- Required task:
Scan the material that follows. Copy every line containing the word "ciudadanía".

- Input material:
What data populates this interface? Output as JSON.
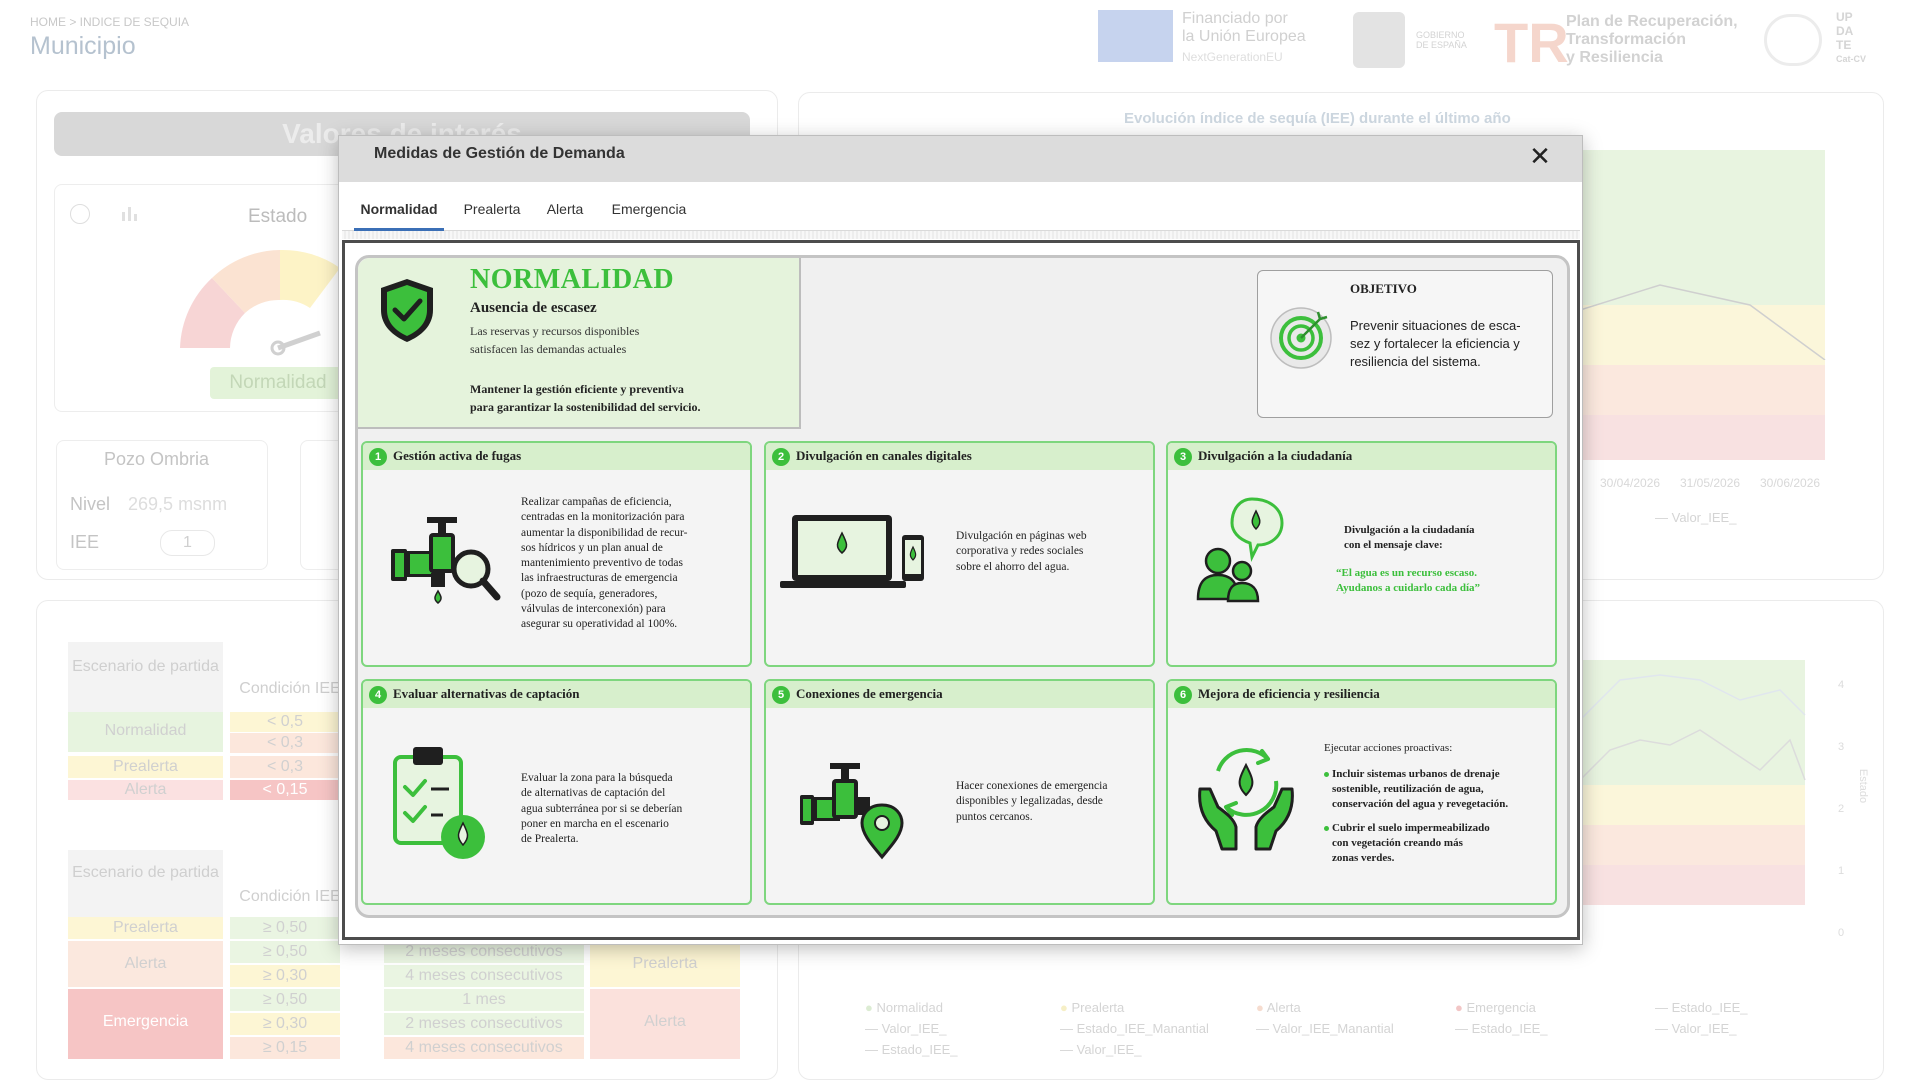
{
  "background": {
    "breadcrumb": "HOME > INDICE DE SEQUIA",
    "page_title": "Municipio",
    "logos": {
      "eu_line1": "Financiado por",
      "eu_line2": "la Unión Europea",
      "eu_sub": "NextGenerationEU",
      "gov_text": "GOBIERNO DE ESPAÑA",
      "plan_mark": "TR",
      "plan_line1": "Plan de Recuperación,",
      "plan_line2": "Transformación",
      "plan_line3": "y Resiliencia",
      "upd_line1": "UP",
      "upd_line2": "DA",
      "upd_line3": "TE",
      "upd_line4": "Cat-CV"
    },
    "valores_title": "Valores de interés",
    "estado_label": "Estado",
    "gauge_value": "Normalidad",
    "pozo": {
      "title": "Pozo Ombria",
      "nivel_label": "Nivel",
      "nivel_value": "269,5",
      "nivel_unit": "msnm",
      "iee_label": "IEE",
      "iee_value": "1"
    },
    "chart_title": "Evolución índice de sequía (IEE) durante el último año",
    "chart_dates": [
      "30/04/2026",
      "31/05/2026",
      "30/06/2026"
    ],
    "chart_legend": "Valor_IEE_",
    "scenario_table_1": {
      "header_1": "Escenario de partida",
      "header_2": "Condición IEE",
      "rows": [
        {
          "scenario": "Normalidad",
          "conds": [
            "< 0,5",
            "< 0,3"
          ]
        },
        {
          "scenario": "Prealerta",
          "conds": [
            "< 0,3"
          ]
        },
        {
          "scenario": "Alerta",
          "conds": [
            "< 0,15"
          ]
        }
      ]
    },
    "scenario_table_2": {
      "header_1": "Escenario de partida",
      "header_2": "Condición IEE",
      "rows": [
        {
          "scenario": "Prealerta",
          "conds": [
            "≥ 0,50"
          ],
          "durations": [
            ""
          ],
          "target": ""
        },
        {
          "scenario": "Alerta",
          "conds": [
            "≥ 0,50",
            "≥ 0,30"
          ],
          "durations": [
            "2 meses consecutivos",
            "4 meses consecutivos"
          ],
          "target": "Prealerta"
        },
        {
          "scenario": "Emergencia",
          "conds": [
            "≥ 0,50",
            "≥ 0,30",
            "≥ 0,15"
          ],
          "durations": [
            "1 mes",
            "2 meses consecutivos",
            "4 meses consecutivos"
          ],
          "target": "Alerta"
        }
      ]
    },
    "bottom_legend": [
      "Normalidad",
      "Prealerta",
      "Alerta",
      "Emergencia",
      "Estado_IEE_",
      "Valor_IEE_",
      "Estado_IEE_Manantial",
      "Valor_IEE_Manantial",
      "Estado_IEE_",
      "Valor_IEE_",
      "Estado_IEE_",
      "Valor_IEE_"
    ],
    "right_axis_label": "Estado",
    "right_axis_ticks": [
      "4",
      "3",
      "2",
      "1",
      "0"
    ]
  },
  "modal": {
    "title": "Medidas de Gestión de Demanda",
    "close_symbol": "✕",
    "tabs": [
      "Normalidad",
      "Prealerta",
      "Alerta",
      "Emergencia"
    ],
    "active_tab": "Normalidad"
  },
  "infographic": {
    "status_title": "NORMALIDAD",
    "status_subtitle": "Ausencia de escasez",
    "status_desc_1": "Las reservas y recursos disponibles",
    "status_desc_2": "satisfacen las demandas actuales",
    "status_note_1": "Mantener la gestión eficiente y preventiva",
    "status_note_2": "para garantizar la sostenibilidad del servicio.",
    "objective_title": "OBJETIVO",
    "objective_lines": [
      "Prevenir situaciones de esca-",
      "sez y fortalecer la eficiencia y",
      "resiliencia del sistema."
    ],
    "measures": [
      {
        "num": "1",
        "title": "Gestión activa de fugas",
        "icon": "tap-magnifier-icon",
        "lines": [
          "Realizar campañas de eficiencia,",
          "centradas en la monitorización para",
          "aumentar la disponibilidad de recur-",
          "sos hídricos y un plan anual de",
          "mantenimiento preventivo de todas",
          "las infraestructuras de emergencia",
          "(pozo de sequía, generadores,",
          "válvulas de interconexión) para",
          "asegurar su operatividad al 100%."
        ]
      },
      {
        "num": "2",
        "title": "Divulgación en canales digitales",
        "icon": "laptop-phone-icon",
        "lines": [
          "Divulgación en páginas web",
          "corporativa y redes sociales",
          "sobre el ahorro del agua."
        ]
      },
      {
        "num": "3",
        "title": "Divulgación a la ciudadanía",
        "icon": "people-speech-icon",
        "lines": [
          "Divulgación a la ciudadanía",
          "con el mensaje clave:"
        ],
        "quote": [
          "“El agua es un recurso escaso.",
          "Ayudanos a cuidarlo cada día”"
        ]
      },
      {
        "num": "4",
        "title": "Evaluar alternativas de captación",
        "icon": "clipboard-check-icon",
        "lines": [
          "Evaluar la zona para la búsqueda",
          "de alternativas de captación del",
          "agua subterránea por si se deberían",
          "poner en marcha en el escenario",
          "de Prealerta."
        ]
      },
      {
        "num": "5",
        "title": "Conexiones de emergencia",
        "icon": "tap-location-icon",
        "lines": [
          "Hacer conexiones de emergencia",
          "disponibles y legalizadas, desde",
          "puntos cercanos."
        ]
      },
      {
        "num": "6",
        "title": "Mejora de eficiencia y resiliencia",
        "icon": "hands-water-cycle-icon",
        "intro": "Ejecutar acciones proactivas:",
        "bullet_1": [
          "Incluir sistemas urbanos de drenaje",
          "sostenible, reutilización de agua,",
          "conservación del agua y revegetación."
        ],
        "bullet_2": [
          "Cubrir el suelo impermeabilizado",
          "con vegetación creando más",
          "zonas verdes."
        ]
      }
    ],
    "colors": {
      "green": "#3cbf3c",
      "light_green": "#e5f3dc",
      "header_green": "#d7efcc"
    }
  }
}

- Output of the exercise:
        "title": "Divulgación a la ciudadanía",
          "Divulgación a la ciudadanía",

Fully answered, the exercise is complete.